━━━ RECORDED INFORMATION

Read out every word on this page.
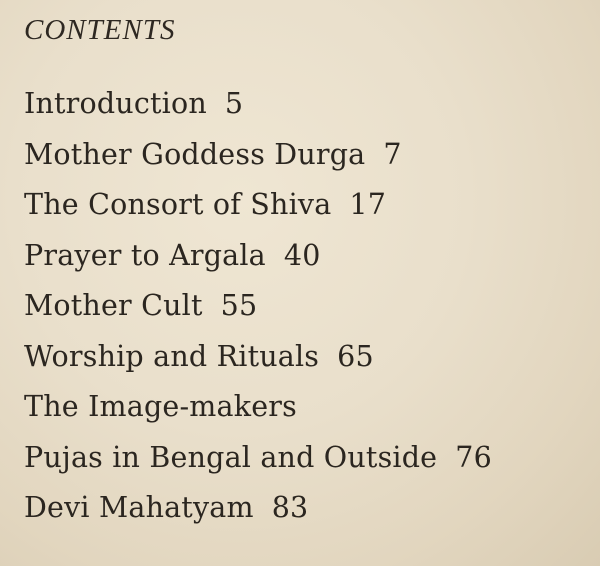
CONTENTS
Introduction 5
Mother Goddess Durga 7
The Consort of Shiva 17
Prayer to Argala 40
Mother Cult 55
Worship and Rituals 65
The Image-makers
Pujas in Bengal and Outside 76
Devi Mahatyam 83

━━━━━━

**DIRECTION**
Every line in the data above that contains "Mother" needs to be copied.

**SOLUTION**
Mother Goddess Durga 7
Mother Cult 55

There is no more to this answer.